▸ CHALLENGE: Each line below is to be written out in full, exactly as shown.

Begin

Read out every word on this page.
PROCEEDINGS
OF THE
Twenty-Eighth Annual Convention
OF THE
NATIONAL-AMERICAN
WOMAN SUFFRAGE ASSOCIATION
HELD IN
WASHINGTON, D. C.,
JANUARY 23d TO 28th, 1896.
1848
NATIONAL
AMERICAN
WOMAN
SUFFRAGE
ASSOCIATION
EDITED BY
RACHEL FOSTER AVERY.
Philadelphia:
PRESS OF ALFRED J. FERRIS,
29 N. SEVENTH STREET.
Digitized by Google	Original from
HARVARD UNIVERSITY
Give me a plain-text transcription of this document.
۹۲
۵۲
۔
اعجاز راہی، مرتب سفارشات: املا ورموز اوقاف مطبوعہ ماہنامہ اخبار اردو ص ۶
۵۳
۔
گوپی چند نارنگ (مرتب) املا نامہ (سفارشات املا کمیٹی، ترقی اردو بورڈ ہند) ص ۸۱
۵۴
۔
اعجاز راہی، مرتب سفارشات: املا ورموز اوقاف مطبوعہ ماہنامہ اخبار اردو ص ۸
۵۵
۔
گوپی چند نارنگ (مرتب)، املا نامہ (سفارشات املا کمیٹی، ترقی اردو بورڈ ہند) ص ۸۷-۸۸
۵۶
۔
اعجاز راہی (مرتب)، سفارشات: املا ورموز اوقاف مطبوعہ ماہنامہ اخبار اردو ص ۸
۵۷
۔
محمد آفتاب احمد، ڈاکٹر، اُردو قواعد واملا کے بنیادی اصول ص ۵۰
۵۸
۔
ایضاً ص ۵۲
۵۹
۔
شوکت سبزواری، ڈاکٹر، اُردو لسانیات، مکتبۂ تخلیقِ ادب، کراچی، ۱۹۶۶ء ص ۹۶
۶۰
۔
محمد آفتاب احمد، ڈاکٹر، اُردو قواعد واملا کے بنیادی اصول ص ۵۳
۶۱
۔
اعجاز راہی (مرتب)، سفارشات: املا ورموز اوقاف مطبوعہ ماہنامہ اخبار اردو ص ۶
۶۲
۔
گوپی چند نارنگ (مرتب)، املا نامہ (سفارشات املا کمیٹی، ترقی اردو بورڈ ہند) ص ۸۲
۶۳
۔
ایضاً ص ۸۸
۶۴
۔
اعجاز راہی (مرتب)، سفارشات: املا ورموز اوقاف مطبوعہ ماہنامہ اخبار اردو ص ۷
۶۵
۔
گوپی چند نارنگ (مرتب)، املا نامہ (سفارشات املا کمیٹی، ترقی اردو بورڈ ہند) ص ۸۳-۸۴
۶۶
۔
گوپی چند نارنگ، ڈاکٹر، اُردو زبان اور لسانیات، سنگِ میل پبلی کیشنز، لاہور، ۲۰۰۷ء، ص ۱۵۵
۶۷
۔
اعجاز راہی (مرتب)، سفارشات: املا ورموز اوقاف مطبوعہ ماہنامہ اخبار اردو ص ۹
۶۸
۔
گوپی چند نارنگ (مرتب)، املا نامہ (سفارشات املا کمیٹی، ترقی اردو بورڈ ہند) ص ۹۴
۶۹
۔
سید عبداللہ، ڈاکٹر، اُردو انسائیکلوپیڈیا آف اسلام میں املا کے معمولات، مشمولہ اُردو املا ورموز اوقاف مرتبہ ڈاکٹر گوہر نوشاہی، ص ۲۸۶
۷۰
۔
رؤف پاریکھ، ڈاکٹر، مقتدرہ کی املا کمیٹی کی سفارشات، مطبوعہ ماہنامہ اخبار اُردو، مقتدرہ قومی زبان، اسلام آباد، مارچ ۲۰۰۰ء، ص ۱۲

End

▸ SOLVED PROBLEM:
Read out every word on this page.
PROCEEDINGS
OF THE
Twenty-Eighth Annual Convention
OF THE
NATIONAL-AMERICAN
WOMAN SUFFRAGE ASSOCIATION
HELD IN
WASHINGTON, D. C.,
JANUARY 23d TO 28th, 1896.
1848
NATIONAL
AMERICAN
WOMAN
SUFFRAGE
ASSOCIATION
EDITED BY
RACHEL FOSTER AVERY.
Philadelphia:
PRESS OF ALFRED J. FERRIS,
29 N. SEVENTH STREET.
Digitized by Google	Original from
HARVARD UNIVERSITY
Give me a plain-text transcription of this document.
۹۲
۵۲
۔
اعجاز راہی، مرتب سفارشات: املا ورموز اوقاف مطبوعہ ماہنامہ اخبار اردو ص ۶
۵۳
۔
گوپی چند نارنگ (مرتب) املا نامہ (سفارشات املا کمیٹی، ترقی اردو بورڈ ہند) ص ۸۱
۵۴
۔
اعجاز راہی، مرتب سفارشات: املا ورموز اوقاف مطبوعہ ماہنامہ اخبار اردو ص ۸
۵۵
۔
گوپی چند نارنگ (مرتب)، املا نامہ (سفارشات املا کمیٹی، ترقی اردو بورڈ ہند) ص ۸۷-۸۸
۵۶
۔
اعجاز راہی (مرتب)، سفارشات: املا ورموز اوقاف مطبوعہ ماہنامہ اخبار اردو ص ۸
۵۷
۔
محمد آفتاب احمد، ڈاکٹر، اُردو قواعد واملا کے بنیادی اصول ص ۵۰
۵۸
۔
ایضاً ص ۵۲
۵۹
۔
شوکت سبزواری، ڈاکٹر، اُردو لسانیات، مکتبۂ تخلیقِ ادب، کراچی، ۱۹۶۶ء ص ۹۶
۶۰
۔
محمد آفتاب احمد، ڈاکٹر، اُردو قواعد واملا کے بنیادی اصول ص ۵۳
۶۱
۔
اعجاز راہی (مرتب)، سفارشات: املا ورموز اوقاف مطبوعہ ماہنامہ اخبار اردو ص ۶
۶۲
۔
گوپی چند نارنگ (مرتب)، املا نامہ (سفارشات املا کمیٹی، ترقی اردو بورڈ ہند) ص ۸۲
۶۳
۔
ایضاً ص ۸۸
۶۴
۔
اعجاز راہی (مرتب)، سفارشات: املا ورموز اوقاف مطبوعہ ماہنامہ اخبار اردو ص ۷
۶۵
۔
گوپی چند نارنگ (مرتب)، املا نامہ (سفارشات املا کمیٹی، ترقی اردو بورڈ ہند) ص ۸۳-۸۴
۶۶
۔
گوپی چند نارنگ، ڈاکٹر، اُردو زبان اور لسانیات، سنگِ میل پبلی کیشنز، لاہور، ۲۰۰۷ء، ص ۱۵۵
۶۷
۔
اعجاز راہی (مرتب)، سفارشات: املا ورموز اوقاف مطبوعہ ماہنامہ اخبار اردو ص ۹
۶۸
۔
گوپی چند نارنگ (مرتب)، املا نامہ (سفارشات املا کمیٹی، ترقی اردو بورڈ ہند) ص ۹۴
۶۹
۔
سید عبداللہ، ڈاکٹر، اُردو انسائیکلوپیڈیا آف اسلام میں املا کے معمولات، مشمولہ اُردو املا ورموز اوقاف مرتبہ ڈاکٹر گوہر نوشاہی، ص ۲۸۶
۷۰
۔
رؤف پاریکھ، ڈاکٹر، مقتدرہ کی املا کمیٹی کی سفارشات، مطبوعہ ماہنامہ اخبار اُردو، مقتدرہ قومی زبان، اسلام آباد، مارچ ۲۰۰۰ء، ص ۱۲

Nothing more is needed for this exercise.